• _Task goal_: In the data that follows, count the lines in which the word "agree" occurs, and report that figure alone.

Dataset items
"""

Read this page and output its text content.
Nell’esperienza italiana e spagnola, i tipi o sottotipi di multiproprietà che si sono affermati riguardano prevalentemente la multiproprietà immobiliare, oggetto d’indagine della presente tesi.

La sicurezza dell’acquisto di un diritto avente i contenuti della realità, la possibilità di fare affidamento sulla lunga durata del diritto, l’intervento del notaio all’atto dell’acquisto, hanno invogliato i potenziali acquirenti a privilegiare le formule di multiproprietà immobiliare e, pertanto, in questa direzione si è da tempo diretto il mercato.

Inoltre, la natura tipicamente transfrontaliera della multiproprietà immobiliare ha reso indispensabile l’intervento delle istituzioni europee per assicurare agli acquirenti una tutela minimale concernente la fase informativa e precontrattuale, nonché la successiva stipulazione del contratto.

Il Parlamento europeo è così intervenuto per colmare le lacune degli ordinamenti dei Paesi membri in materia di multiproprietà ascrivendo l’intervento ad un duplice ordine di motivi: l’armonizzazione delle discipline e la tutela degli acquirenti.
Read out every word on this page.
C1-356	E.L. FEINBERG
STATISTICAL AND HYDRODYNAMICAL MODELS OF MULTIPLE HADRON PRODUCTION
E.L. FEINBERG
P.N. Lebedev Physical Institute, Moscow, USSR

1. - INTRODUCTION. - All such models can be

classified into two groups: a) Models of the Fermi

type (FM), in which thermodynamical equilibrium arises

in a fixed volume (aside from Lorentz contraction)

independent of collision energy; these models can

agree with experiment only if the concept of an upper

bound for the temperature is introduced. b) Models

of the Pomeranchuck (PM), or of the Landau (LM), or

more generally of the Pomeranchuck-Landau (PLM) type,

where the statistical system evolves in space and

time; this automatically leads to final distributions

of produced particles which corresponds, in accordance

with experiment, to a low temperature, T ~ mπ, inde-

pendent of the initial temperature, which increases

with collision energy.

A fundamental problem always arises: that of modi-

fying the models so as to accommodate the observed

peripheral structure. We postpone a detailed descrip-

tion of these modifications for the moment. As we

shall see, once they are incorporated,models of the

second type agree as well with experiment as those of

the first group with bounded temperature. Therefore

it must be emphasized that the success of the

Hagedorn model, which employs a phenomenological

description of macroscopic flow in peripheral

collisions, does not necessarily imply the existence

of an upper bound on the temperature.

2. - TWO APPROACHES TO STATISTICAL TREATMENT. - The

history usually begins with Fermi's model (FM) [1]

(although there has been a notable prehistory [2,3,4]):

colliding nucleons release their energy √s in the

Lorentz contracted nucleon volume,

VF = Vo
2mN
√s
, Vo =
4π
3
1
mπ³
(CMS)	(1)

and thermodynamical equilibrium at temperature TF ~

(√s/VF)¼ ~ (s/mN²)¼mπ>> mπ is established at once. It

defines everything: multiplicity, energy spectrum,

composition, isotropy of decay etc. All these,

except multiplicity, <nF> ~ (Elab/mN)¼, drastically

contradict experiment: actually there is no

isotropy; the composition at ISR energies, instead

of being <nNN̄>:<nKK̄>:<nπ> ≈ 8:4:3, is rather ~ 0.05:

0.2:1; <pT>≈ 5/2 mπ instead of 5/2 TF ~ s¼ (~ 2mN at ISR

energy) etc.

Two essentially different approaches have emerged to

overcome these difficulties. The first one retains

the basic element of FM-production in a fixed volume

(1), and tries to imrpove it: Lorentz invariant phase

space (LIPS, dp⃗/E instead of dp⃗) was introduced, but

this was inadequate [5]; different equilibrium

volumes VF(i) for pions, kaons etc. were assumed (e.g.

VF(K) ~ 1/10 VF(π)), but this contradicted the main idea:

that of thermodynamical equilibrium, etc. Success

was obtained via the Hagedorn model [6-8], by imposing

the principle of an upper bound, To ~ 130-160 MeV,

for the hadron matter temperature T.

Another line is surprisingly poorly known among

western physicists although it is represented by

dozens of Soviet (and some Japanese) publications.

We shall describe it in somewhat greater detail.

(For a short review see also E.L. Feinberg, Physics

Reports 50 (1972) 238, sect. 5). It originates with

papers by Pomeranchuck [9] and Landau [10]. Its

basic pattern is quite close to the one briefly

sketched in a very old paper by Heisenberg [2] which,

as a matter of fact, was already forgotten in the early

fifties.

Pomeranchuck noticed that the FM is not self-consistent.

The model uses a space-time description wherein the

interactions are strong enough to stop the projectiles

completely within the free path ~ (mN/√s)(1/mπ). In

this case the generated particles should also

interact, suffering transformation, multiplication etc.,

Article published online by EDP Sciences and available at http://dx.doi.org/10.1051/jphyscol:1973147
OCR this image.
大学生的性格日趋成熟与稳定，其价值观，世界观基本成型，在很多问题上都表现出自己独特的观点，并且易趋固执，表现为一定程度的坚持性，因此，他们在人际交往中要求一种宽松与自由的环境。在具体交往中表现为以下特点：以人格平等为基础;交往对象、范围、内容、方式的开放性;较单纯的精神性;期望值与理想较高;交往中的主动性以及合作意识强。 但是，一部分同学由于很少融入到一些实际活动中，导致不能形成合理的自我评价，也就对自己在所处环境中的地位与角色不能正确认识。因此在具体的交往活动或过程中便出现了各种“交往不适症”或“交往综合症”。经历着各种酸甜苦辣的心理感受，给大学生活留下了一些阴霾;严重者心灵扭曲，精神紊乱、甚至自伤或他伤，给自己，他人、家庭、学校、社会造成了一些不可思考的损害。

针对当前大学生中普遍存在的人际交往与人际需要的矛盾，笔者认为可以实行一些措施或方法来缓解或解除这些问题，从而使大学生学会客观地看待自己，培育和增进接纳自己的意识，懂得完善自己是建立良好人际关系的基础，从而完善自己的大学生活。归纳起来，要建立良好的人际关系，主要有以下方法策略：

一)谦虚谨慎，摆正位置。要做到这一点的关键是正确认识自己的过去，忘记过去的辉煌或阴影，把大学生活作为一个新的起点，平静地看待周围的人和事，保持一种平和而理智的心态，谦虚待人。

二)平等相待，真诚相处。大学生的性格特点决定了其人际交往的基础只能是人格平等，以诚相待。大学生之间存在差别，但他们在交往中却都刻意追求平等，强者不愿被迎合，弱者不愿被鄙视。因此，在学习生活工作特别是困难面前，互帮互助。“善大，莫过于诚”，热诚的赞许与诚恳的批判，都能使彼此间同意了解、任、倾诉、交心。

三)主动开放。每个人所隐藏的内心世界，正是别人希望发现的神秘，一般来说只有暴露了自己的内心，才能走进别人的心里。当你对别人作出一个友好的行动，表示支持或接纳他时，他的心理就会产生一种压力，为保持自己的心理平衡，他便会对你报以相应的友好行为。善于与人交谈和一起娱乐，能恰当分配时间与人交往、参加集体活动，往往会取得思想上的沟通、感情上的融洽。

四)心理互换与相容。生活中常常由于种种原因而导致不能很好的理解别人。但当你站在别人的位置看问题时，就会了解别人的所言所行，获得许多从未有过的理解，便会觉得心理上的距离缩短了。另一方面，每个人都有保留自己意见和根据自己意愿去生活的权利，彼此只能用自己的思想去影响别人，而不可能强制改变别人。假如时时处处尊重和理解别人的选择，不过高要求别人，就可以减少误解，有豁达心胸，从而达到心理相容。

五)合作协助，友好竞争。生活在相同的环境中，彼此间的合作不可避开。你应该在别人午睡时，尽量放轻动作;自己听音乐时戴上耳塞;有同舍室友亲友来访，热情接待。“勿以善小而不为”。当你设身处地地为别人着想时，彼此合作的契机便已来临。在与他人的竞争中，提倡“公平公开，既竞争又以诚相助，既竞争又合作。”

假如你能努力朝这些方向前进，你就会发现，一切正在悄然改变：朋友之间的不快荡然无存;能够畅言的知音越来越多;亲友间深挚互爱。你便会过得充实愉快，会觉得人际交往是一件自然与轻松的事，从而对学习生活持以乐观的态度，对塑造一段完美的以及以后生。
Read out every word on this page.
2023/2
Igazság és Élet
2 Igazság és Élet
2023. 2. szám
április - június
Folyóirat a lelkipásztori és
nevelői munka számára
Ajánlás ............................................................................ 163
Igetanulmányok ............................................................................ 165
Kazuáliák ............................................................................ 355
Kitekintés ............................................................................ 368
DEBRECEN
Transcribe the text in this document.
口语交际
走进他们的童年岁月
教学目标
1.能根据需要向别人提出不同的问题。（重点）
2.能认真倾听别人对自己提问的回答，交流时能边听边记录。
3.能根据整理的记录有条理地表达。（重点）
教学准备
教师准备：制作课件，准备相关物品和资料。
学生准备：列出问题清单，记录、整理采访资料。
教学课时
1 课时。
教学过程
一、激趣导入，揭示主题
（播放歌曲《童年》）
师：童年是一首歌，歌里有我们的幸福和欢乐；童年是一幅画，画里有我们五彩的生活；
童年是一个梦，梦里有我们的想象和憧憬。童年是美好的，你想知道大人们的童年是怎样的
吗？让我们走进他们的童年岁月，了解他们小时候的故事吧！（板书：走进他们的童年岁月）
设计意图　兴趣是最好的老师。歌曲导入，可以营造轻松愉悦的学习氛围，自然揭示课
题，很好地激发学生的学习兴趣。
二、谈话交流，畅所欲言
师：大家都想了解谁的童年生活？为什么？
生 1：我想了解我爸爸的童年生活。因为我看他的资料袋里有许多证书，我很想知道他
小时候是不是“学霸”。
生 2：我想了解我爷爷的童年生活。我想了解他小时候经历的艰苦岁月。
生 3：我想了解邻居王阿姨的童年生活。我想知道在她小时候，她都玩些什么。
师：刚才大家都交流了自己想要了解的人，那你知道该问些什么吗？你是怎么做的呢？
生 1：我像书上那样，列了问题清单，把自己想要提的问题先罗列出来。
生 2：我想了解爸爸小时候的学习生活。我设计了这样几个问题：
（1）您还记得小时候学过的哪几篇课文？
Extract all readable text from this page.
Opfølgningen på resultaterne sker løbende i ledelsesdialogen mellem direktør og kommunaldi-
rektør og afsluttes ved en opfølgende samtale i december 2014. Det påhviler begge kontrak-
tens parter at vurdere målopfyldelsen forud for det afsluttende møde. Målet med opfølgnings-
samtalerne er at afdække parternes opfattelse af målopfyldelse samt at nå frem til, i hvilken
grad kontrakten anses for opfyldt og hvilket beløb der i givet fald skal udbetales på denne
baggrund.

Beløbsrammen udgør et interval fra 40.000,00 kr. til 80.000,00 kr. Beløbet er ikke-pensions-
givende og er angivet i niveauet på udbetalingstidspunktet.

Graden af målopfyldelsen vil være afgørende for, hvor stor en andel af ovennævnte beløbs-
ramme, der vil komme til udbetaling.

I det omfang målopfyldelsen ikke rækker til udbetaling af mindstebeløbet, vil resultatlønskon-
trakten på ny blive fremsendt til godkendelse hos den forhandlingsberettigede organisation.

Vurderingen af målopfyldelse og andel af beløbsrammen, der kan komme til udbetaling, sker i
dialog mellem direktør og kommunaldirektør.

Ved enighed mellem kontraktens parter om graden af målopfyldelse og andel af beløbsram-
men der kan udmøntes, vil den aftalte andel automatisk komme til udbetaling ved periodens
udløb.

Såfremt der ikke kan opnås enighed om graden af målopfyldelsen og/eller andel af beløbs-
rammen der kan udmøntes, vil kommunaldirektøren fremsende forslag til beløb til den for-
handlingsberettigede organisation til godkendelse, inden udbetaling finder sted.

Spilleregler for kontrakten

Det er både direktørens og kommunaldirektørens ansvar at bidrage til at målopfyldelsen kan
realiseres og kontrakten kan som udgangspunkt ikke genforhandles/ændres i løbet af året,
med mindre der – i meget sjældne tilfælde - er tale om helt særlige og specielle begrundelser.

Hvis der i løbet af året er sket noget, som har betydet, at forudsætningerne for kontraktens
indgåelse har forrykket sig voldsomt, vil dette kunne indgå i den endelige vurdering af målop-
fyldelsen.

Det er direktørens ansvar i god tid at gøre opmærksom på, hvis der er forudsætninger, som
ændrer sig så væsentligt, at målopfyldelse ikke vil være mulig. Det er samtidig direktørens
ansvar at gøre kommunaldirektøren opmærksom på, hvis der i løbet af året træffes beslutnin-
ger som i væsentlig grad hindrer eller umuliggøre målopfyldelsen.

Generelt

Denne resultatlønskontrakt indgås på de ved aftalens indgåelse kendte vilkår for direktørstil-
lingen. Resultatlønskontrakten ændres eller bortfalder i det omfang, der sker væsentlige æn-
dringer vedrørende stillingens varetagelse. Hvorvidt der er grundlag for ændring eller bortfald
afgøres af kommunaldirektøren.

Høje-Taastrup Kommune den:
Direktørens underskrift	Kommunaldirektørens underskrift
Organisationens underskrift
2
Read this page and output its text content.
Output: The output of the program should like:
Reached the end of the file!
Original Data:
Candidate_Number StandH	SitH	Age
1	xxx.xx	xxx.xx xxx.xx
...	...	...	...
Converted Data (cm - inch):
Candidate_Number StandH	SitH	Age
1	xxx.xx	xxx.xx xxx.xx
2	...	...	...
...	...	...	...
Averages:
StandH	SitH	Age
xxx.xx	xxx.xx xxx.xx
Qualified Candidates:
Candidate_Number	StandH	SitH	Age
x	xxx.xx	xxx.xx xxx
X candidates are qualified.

"""

• _Result of the exercise_: 2